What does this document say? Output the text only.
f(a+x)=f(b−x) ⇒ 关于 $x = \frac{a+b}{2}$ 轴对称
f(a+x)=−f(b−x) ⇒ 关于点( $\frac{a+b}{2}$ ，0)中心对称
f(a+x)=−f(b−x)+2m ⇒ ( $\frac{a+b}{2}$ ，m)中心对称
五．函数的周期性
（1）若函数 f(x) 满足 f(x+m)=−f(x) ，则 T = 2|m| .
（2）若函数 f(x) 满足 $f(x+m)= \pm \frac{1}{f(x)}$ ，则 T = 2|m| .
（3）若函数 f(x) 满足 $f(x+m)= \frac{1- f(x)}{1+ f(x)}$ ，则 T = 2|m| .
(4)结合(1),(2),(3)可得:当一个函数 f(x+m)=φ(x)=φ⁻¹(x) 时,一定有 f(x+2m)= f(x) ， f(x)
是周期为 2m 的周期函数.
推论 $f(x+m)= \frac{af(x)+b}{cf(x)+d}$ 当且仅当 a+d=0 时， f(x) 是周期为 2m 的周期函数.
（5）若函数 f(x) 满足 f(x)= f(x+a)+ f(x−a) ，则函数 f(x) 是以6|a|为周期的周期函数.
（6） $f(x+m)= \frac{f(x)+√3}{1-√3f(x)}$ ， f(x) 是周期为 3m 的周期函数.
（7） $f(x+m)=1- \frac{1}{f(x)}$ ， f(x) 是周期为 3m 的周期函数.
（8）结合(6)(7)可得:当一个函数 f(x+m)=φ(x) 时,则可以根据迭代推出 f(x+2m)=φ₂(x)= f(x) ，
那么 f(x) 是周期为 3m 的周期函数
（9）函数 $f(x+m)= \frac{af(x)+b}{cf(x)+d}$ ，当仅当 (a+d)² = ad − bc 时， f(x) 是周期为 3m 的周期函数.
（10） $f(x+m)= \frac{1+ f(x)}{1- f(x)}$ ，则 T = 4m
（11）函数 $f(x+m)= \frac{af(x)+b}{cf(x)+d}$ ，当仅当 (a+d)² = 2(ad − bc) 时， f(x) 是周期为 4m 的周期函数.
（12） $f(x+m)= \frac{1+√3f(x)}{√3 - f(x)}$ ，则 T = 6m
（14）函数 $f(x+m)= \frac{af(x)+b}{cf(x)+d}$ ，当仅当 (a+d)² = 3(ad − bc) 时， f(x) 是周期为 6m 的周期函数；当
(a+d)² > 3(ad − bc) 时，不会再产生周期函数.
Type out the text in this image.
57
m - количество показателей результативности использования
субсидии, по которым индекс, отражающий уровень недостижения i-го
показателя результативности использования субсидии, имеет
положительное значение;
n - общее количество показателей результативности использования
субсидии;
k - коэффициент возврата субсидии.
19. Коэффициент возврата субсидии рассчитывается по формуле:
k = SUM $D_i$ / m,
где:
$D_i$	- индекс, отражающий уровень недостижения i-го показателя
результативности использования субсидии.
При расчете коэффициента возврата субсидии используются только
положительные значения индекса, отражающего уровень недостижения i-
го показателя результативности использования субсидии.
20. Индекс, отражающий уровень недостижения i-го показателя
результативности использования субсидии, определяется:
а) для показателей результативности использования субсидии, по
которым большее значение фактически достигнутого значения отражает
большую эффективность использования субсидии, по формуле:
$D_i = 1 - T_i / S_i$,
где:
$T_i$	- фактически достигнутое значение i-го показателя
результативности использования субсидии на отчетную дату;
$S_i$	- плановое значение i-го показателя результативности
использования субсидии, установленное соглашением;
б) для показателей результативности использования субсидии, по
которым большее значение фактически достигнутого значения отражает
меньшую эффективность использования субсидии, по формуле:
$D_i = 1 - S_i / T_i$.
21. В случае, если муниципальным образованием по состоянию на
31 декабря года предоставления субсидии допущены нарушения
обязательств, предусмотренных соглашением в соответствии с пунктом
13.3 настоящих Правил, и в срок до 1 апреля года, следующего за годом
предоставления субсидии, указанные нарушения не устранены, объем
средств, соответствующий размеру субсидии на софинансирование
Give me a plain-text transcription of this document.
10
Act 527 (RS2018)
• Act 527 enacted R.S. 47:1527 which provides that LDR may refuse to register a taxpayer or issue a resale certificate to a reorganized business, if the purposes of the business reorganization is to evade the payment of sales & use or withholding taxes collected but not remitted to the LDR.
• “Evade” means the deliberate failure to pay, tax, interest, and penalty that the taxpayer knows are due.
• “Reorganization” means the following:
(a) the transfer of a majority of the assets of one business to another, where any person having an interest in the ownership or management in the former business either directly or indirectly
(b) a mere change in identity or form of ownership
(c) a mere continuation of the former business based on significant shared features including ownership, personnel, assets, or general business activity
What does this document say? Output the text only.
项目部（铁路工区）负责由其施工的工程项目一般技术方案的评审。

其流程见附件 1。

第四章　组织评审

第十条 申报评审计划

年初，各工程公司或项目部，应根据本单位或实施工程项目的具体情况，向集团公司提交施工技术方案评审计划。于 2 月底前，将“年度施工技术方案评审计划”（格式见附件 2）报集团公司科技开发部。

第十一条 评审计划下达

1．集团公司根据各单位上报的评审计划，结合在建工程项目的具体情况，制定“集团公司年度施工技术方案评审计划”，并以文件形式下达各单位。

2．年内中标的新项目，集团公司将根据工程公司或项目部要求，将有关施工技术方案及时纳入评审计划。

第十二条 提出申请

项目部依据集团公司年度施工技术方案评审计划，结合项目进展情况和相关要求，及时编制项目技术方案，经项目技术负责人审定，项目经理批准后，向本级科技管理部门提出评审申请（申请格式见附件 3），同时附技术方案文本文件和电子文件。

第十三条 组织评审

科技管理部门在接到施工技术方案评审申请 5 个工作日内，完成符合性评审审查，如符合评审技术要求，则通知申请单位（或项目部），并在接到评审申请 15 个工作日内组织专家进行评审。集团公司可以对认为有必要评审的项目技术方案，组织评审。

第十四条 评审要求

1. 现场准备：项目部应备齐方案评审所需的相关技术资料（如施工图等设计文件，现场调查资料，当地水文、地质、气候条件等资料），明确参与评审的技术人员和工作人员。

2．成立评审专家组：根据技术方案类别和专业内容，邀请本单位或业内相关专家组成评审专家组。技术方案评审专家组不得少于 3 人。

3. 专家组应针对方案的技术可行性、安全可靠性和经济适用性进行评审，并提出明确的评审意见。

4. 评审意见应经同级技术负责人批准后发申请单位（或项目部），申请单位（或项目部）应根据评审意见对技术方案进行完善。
========================================================================
* [Problem to work on] Report only how many lines in the records contain the word "показателя".

* [Output for this exercise] 6